### Given request
Your task is to repeat all of the material exactly.

### Supplied data
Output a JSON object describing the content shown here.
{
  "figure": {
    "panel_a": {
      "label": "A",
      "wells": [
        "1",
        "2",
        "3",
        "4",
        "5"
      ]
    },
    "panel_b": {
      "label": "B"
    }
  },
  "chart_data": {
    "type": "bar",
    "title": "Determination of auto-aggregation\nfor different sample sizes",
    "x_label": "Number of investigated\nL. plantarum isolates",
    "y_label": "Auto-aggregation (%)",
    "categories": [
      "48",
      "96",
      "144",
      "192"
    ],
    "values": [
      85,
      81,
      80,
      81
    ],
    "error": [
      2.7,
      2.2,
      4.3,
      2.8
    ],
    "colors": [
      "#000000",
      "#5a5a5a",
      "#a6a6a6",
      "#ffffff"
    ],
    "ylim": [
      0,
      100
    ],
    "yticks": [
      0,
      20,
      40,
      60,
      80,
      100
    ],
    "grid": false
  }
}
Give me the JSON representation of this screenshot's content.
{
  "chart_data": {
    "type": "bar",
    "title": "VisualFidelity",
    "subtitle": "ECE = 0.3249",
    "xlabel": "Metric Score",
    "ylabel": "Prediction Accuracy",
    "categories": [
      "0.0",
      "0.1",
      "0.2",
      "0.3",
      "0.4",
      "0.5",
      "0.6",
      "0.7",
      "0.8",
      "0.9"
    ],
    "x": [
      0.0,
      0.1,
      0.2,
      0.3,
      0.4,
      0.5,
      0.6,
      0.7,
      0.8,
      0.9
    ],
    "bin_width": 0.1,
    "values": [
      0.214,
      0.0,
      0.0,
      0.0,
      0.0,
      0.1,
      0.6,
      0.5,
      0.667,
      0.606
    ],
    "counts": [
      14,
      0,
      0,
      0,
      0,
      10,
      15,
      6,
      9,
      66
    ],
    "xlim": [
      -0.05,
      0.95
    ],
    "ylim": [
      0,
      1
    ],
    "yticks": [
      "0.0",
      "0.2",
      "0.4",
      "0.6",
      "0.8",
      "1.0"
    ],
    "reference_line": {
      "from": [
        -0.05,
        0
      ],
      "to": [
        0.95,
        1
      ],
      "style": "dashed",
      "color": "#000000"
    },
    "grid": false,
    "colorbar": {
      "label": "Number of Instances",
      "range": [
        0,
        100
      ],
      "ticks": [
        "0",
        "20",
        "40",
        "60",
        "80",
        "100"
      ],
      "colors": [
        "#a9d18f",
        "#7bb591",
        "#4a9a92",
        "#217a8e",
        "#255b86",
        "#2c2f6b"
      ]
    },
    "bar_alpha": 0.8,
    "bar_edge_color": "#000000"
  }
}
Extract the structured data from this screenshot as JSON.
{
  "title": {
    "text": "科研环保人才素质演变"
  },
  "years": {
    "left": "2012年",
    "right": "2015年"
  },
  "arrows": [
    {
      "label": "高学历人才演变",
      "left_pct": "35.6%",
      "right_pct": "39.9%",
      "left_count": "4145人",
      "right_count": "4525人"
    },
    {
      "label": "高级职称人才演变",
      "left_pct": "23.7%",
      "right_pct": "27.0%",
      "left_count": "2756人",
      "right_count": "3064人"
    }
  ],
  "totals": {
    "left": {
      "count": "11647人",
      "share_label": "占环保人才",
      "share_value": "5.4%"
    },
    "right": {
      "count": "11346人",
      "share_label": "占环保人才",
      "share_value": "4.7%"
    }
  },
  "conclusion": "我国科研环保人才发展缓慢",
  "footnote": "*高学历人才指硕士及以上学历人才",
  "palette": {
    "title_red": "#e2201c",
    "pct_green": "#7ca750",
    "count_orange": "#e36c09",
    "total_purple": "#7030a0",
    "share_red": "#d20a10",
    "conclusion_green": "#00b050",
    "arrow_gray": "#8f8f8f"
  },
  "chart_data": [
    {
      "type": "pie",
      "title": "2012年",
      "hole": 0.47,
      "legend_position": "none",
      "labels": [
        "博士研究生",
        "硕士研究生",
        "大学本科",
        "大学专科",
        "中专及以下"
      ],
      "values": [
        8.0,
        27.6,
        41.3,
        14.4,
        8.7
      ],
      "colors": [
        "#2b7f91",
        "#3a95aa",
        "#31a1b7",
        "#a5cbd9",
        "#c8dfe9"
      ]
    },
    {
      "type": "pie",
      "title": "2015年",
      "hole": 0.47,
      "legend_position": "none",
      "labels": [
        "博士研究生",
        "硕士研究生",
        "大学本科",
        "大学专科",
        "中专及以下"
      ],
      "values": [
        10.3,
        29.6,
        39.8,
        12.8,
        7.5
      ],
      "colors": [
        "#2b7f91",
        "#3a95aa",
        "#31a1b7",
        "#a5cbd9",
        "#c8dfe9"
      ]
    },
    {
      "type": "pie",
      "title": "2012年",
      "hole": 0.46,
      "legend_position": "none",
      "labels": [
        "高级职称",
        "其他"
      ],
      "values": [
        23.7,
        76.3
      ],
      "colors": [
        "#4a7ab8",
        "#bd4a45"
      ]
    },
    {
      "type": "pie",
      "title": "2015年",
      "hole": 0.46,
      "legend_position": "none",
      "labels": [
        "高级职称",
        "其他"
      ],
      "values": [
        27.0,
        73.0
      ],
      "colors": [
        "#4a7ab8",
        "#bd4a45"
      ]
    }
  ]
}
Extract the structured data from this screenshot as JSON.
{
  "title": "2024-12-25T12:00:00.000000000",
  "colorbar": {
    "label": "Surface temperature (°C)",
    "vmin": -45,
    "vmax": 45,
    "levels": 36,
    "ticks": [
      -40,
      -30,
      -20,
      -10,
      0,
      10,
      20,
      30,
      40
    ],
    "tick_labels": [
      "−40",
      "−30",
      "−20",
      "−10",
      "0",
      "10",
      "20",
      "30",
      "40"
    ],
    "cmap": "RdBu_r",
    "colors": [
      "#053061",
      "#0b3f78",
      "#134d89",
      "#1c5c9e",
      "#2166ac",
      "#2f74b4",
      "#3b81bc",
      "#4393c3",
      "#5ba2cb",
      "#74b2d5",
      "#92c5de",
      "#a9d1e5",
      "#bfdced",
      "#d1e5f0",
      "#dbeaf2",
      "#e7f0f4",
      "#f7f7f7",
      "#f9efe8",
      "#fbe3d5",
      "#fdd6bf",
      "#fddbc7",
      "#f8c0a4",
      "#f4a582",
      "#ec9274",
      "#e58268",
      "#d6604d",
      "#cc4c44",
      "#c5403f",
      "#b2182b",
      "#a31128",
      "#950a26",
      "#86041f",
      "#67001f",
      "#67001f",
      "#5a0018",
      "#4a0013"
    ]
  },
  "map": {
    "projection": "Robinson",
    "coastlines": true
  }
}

### Task response
Output a JSON object describing the content shown here.
{
  "figure": {
    "panel_a": {
      "label": "A",
      "wells": [
        "1",
        "2",
        "3",
        "4",
        "5"
      ]
    },
    "panel_b": {
      "label": "B"
    }
  },
  "chart_data": {
    "type": "bar",
    "title": "Determination of auto-aggregation\nfor different sample sizes",
    "x_label": "Number of investigated\nL. plantarum isolates",
    "y_label": "Auto-aggregation (%)",
    "categories": [
      "48",
      "96",
      "144",
      "192"
    ],
    "values": [
      85,
      81,
      80,
      81
    ],
    "error": [
      2.7,
      2.2,
      4.3,
      2.8
    ],
    "colors": [
      "#000000",
      "#5a5a5a",
      "#a6a6a6",
      "#ffffff"
    ],
    "ylim": [
      0,
      100
    ],
    "yticks": [
      0,
      20,
      40,
      60,
      80,
      100
    ],
    "grid": false
  }
}
Give me the JSON representation of this screenshot's content.
{
  "chart_data": {
    "type": "bar",
    "title": "VisualFidelity",
    "subtitle": "ECE = 0.3249",
    "xlabel": "Metric Score",
    "ylabel": "Prediction Accuracy",
    "categories": [
      "0.0",
      "0.1",
      "0.2",
      "0.3",
      "0.4",
      "0.5",
      "0.6",
      "0.7",
      "0.8",
      "0.9"
    ],
    "x": [
      0.0,
      0.1,
      0.2,
      0.3,
      0.4,
      0.5,
      0.6,
      0.7,
      0.8,
      0.9
    ],
    "bin_width": 0.1,
    "values": [
      0.214,
      0.0,
      0.0,
      0.0,
      0.0,
      0.1,
      0.6,
      0.5,
      0.667,
      0.606
    ],
    "counts": [
      14,
      0,
      0,
      0,
      0,
      10,
      15,
      6,
      9,
      66
    ],
    "xlim": [
      -0.05,
      0.95
    ],
    "ylim": [
      0,
      1
    ],
    "yticks": [
      "0.0",
      "0.2",
      "0.4",
      "0.6",
      "0.8",
      "1.0"
    ],
    "reference_line": {
      "from": [
        -0.05,
        0
      ],
      "to": [
        0.95,
        1
      ],
      "style": "dashed",
      "color": "#000000"
    },
    "grid": false,
    "colorbar": {
      "label": "Number of Instances",
      "range": [
        0,
        100
      ],
      "ticks": [
        "0",
        "20",
        "40",
        "60",
        "80",
        "100"
      ],
      "colors": [
        "#a9d18f",
        "#7bb591",
        "#4a9a92",
        "#217a8e",
        "#255b86",
        "#2c2f6b"
      ]
    },
    "bar_alpha": 0.8,
    "bar_edge_color": "#000000"
  }
}
Extract the structured data from this screenshot as JSON.
{
  "title": {
    "text": "科研环保人才素质演变"
  },
  "years": {
    "left": "2012年",
    "right": "2015年"
  },
  "arrows": [
    {
      "label": "高学历人才演变",
      "left_pct": "35.6%",
      "right_pct": "39.9%",
      "left_count": "4145人",
      "right_count": "4525人"
    },
    {
      "label": "高级职称人才演变",
      "left_pct": "23.7%",
      "right_pct": "27.0%",
      "left_count": "2756人",
      "right_count": "3064人"
    }
  ],
  "totals": {
    "left": {
      "count": "11647人",
      "share_label": "占环保人才",
      "share_value": "5.4%"
    },
    "right": {
      "count": "11346人",
      "share_label": "占环保人才",
      "share_value": "4.7%"
    }
  },
  "conclusion": "我国科研环保人才发展缓慢",
  "footnote": "*高学历人才指硕士及以上学历人才",
  "palette": {
    "title_red": "#e2201c",
    "pct_green": "#7ca750",
    "count_orange": "#e36c09",
    "total_purple": "#7030a0",
    "share_red": "#d20a10",
    "conclusion_green": "#00b050",
    "arrow_gray": "#8f8f8f"
  },
  "chart_data": [
    {
      "type": "pie",
      "title": "2012年",
      "hole": 0.47,
      "legend_position": "none",
      "labels": [
        "博士研究生",
        "硕士研究生",
        "大学本科",
        "大学专科",
        "中专及以下"
      ],
      "values": [
        8.0,
        27.6,
        41.3,
        14.4,
        8.7
      ],
      "colors": [
        "#2b7f91",
        "#3a95aa",
        "#31a1b7",
        "#a5cbd9",
        "#c8dfe9"
      ]
    },
    {
      "type": "pie",
      "title": "2015年",
      "hole": 0.47,
      "legend_position": "none",
      "labels": [
        "博士研究生",
        "硕士研究生",
        "大学本科",
        "大学专科",
        "中专及以下"
      ],
      "values": [
        10.3,
        29.6,
        39.8,
        12.8,
        7.5
      ],
      "colors": [
        "#2b7f91",
        "#3a95aa",
        "#31a1b7",
        "#a5cbd9",
        "#c8dfe9"
      ]
    },
    {
      "type": "pie",
      "title": "2012年",
      "hole": 0.46,
      "legend_position": "none",
      "labels": [
        "高级职称",
        "其他"
      ],
      "values": [
        23.7,
        76.3
      ],
      "colors": [
        "#4a7ab8",
        "#bd4a45"
      ]
    },
    {
      "type": "pie",
      "title": "2015年",
      "hole": 0.46,
      "legend_position": "none",
      "labels": [
        "高级职称",
        "其他"
      ],
      "values": [
        27.0,
        73.0
      ],
      "colors": [
        "#4a7ab8",
        "#bd4a45"
      ]
    }
  ]
}
Extract the structured data from this screenshot as JSON.
{
  "title": "2024-12-25T12:00:00.000000000",
  "colorbar": {
    "label": "Surface temperature (°C)",
    "vmin": -45,
    "vmax": 45,
    "levels": 36,
    "ticks": [
      -40,
      -30,
      -20,
      -10,
      0,
      10,
      20,
      30,
      40
    ],
    "tick_labels": [
      "−40",
      "−30",
      "−20",
      "−10",
      "0",
      "10",
      "20",
      "30",
      "40"
    ],
    "cmap": "RdBu_r",
    "colors": [
      "#053061",
      "#0b3f78",
      "#134d89",
      "#1c5c9e",
      "#2166ac",
      "#2f74b4",
      "#3b81bc",
      "#4393c3",
      "#5ba2cb",
      "#74b2d5",
      "#92c5de",
      "#a9d1e5",
      "#bfdced",
      "#d1e5f0",
      "#dbeaf2",
      "#e7f0f4",
      "#f7f7f7",
      "#f9efe8",
      "#fbe3d5",
      "#fdd6bf",
      "#fddbc7",
      "#f8c0a4",
      "#f4a582",
      "#ec9274",
      "#e58268",
      "#d6604d",
      "#cc4c44",
      "#c5403f",
      "#b2182b",
      "#a31128",
      "#950a26",
      "#86041f",
      "#67001f",
      "#67001f",
      "#5a0018",
      "#4a0013"
    ]
  },
  "map": {
    "projection": "Robinson",
    "coastlines": true
  }
}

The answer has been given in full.